→ **WHAT TO DO**
Wherever the word "TENGGARA" appears in a line, extract that line.
+ + + +
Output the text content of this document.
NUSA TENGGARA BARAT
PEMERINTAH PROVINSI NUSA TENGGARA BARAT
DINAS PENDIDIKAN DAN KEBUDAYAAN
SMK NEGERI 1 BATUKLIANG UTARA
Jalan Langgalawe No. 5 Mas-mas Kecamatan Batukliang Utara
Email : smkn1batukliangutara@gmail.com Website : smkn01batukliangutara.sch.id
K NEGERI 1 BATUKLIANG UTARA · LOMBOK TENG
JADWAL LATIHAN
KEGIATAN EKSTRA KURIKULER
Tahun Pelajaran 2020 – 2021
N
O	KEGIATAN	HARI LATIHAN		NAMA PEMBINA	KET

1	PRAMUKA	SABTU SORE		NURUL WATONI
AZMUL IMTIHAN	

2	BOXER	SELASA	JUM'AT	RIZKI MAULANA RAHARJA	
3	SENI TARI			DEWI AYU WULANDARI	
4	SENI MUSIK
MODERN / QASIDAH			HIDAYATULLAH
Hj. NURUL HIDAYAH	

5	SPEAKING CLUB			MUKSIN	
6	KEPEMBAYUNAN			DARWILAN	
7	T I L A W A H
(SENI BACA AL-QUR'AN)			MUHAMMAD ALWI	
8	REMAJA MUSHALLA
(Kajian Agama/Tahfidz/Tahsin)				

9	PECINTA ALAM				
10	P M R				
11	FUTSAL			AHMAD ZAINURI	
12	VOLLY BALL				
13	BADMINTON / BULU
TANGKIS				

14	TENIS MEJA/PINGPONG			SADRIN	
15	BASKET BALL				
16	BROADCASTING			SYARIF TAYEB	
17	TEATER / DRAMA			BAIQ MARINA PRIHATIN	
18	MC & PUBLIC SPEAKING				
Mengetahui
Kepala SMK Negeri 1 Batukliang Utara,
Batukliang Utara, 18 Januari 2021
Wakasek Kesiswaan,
+ + + +
→ **REPLY TO THE EXERCISE**
NUSA TENGGARA BARAT
PEMERINTAH PROVINSI NUSA TENGGARA BARAT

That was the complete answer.